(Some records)
· · · ·
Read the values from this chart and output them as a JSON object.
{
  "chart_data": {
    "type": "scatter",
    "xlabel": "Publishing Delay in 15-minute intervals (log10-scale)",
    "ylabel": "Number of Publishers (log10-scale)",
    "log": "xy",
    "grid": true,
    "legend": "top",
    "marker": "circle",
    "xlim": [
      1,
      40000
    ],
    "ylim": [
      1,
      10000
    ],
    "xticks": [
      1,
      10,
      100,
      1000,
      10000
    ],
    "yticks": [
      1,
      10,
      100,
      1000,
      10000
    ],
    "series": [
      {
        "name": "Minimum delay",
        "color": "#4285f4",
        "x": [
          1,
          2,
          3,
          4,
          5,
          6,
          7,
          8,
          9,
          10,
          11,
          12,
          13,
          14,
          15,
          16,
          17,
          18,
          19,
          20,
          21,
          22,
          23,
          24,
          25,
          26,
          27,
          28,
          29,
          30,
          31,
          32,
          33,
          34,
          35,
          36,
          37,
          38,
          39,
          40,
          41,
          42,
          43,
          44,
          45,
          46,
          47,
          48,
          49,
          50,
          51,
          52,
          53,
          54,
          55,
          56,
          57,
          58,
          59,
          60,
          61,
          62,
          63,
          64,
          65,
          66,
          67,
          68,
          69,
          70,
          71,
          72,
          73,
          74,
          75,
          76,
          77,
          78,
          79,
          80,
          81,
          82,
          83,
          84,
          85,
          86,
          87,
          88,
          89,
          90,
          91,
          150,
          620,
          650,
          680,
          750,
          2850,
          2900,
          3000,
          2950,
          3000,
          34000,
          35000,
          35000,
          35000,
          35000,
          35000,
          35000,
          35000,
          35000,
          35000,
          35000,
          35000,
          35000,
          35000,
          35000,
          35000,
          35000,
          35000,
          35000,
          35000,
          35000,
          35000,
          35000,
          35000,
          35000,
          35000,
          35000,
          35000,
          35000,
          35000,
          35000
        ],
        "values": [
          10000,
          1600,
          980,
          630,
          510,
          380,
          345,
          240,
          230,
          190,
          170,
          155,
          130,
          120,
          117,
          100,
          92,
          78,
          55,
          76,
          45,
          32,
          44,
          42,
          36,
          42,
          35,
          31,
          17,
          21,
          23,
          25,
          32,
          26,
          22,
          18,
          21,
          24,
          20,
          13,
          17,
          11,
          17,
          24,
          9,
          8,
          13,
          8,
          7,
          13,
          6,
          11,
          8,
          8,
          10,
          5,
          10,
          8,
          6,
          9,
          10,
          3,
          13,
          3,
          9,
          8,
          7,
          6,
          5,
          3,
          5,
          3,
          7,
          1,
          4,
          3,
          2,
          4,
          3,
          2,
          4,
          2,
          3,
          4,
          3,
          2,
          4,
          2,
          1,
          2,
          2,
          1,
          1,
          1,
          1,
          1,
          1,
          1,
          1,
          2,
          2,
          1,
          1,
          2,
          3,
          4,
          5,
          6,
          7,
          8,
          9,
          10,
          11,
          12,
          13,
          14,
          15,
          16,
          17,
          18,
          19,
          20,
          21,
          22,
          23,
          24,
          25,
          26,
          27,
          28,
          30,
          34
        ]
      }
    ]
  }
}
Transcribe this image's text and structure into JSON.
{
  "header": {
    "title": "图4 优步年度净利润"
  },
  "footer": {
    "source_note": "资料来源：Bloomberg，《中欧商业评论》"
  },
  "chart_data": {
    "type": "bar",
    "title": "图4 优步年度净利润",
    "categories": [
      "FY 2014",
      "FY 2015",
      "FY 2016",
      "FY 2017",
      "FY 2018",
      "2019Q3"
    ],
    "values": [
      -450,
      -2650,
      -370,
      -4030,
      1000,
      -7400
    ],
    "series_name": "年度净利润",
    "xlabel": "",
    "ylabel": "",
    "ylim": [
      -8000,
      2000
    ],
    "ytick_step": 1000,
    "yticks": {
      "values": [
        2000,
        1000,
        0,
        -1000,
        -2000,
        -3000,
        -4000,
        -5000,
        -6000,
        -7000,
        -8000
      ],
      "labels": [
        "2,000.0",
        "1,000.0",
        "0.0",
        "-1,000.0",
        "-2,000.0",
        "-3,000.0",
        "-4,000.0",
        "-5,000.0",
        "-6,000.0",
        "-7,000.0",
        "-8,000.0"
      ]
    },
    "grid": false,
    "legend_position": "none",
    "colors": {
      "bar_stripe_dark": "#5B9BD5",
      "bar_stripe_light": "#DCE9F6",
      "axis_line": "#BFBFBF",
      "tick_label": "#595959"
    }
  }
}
· · · ·
**Exercise prompt:**
Show the data once more, exactly as it was written.

**Solution:**
Read the values from this chart and output them as a JSON object.
{
  "chart_data": {
    "type": "scatter",
    "xlabel": "Publishing Delay in 15-minute intervals (log10-scale)",
    "ylabel": "Number of Publishers (log10-scale)",
    "log": "xy",
    "grid": true,
    "legend": "top",
    "marker": "circle",
    "xlim": [
      1,
      40000
    ],
    "ylim": [
      1,
      10000
    ],
    "xticks": [
      1,
      10,
      100,
      1000,
      10000
    ],
    "yticks": [
      1,
      10,
      100,
      1000,
      10000
    ],
    "series": [
      {
        "name": "Minimum delay",
        "color": "#4285f4",
        "x": [
          1,
          2,
          3,
          4,
          5,
          6,
          7,
          8,
          9,
          10,
          11,
          12,
          13,
          14,
          15,
          16,
          17,
          18,
          19,
          20,
          21,
          22,
          23,
          24,
          25,
          26,
          27,
          28,
          29,
          30,
          31,
          32,
          33,
          34,
          35,
          36,
          37,
          38,
          39,
          40,
          41,
          42,
          43,
          44,
          45,
          46,
          47,
          48,
          49,
          50,
          51,
          52,
          53,
          54,
          55,
          56,
          57,
          58,
          59,
          60,
          61,
          62,
          63,
          64,
          65,
          66,
          67,
          68,
          69,
          70,
          71,
          72,
          73,
          74,
          75,
          76,
          77,
          78,
          79,
          80,
          81,
          82,
          83,
          84,
          85,
          86,
          87,
          88,
          89,
          90,
          91,
          150,
          620,
          650,
          680,
          750,
          2850,
          2900,
          3000,
          2950,
          3000,
          34000,
          35000,
          35000,
          35000,
          35000,
          35000,
          35000,
          35000,
          35000,
          35000,
          35000,
          35000,
          35000,
          35000,
          35000,
          35000,
          35000,
          35000,
          35000,
          35000,
          35000,
          35000,
          35000,
          35000,
          35000,
          35000,
          35000,
          35000,
          35000,
          35000,
          35000
        ],
        "values": [
          10000,
          1600,
          980,
          630,
          510,
          380,
          345,
          240,
          230,
          190,
          170,
          155,
          130,
          120,
          117,
          100,
          92,
          78,
          55,
          76,
          45,
          32,
          44,
          42,
          36,
          42,
          35,
          31,
          17,
          21,
          23,
          25,
          32,
          26,
          22,
          18,
          21,
          24,
          20,
          13,
          17,
          11,
          17,
          24,
          9,
          8,
          13,
          8,
          7,
          13,
          6,
          11,
          8,
          8,
          10,
          5,
          10,
          8,
          6,
          9,
          10,
          3,
          13,
          3,
          9,
          8,
          7,
          6,
          5,
          3,
          5,
          3,
          7,
          1,
          4,
          3,
          2,
          4,
          3,
          2,
          4,
          2,
          3,
          4,
          3,
          2,
          4,
          2,
          1,
          2,
          2,
          1,
          1,
          1,
          1,
          1,
          1,
          1,
          1,
          2,
          2,
          1,
          1,
          2,
          3,
          4,
          5,
          6,
          7,
          8,
          9,
          10,
          11,
          12,
          13,
          14,
          15,
          16,
          17,
          18,
          19,
          20,
          21,
          22,
          23,
          24,
          25,
          26,
          27,
          28,
          30,
          34
        ]
      }
    ]
  }
}
Transcribe this image's text and structure into JSON.
{
  "header": {
    "title": "图4 优步年度净利润"
  },
  "footer": {
    "source_note": "资料来源：Bloomberg，《中欧商业评论》"
  },
  "chart_data": {
    "type": "bar",
    "title": "图4 优步年度净利润",
    "categories": [
      "FY 2014",
      "FY 2015",
      "FY 2016",
      "FY 2017",
      "FY 2018",
      "2019Q3"
    ],
    "values": [
      -450,
      -2650,
      -370,
      -4030,
      1000,
      -7400
    ],
    "series_name": "年度净利润",
    "xlabel": "",
    "ylabel": "",
    "ylim": [
      -8000,
      2000
    ],
    "ytick_step": 1000,
    "yticks": {
      "values": [
        2000,
        1000,
        0,
        -1000,
        -2000,
        -3000,
        -4000,
        -5000,
        -6000,
        -7000,
        -8000
      ],
      "labels": [
        "2,000.0",
        "1,000.0",
        "0.0",
        "-1,000.0",
        "-2,000.0",
        "-3,000.0",
        "-4,000.0",
        "-5,000.0",
        "-6,000.0",
        "-7,000.0",
        "-8,000.0"
      ]
    },
    "grid": false,
    "legend_position": "none",
    "colors": {
      "bar_stripe_dark": "#5B9BD5",
      "bar_stripe_light": "#DCE9F6",
      "axis_line": "#BFBFBF",
      "tick_label": "#595959"
    }
  }
}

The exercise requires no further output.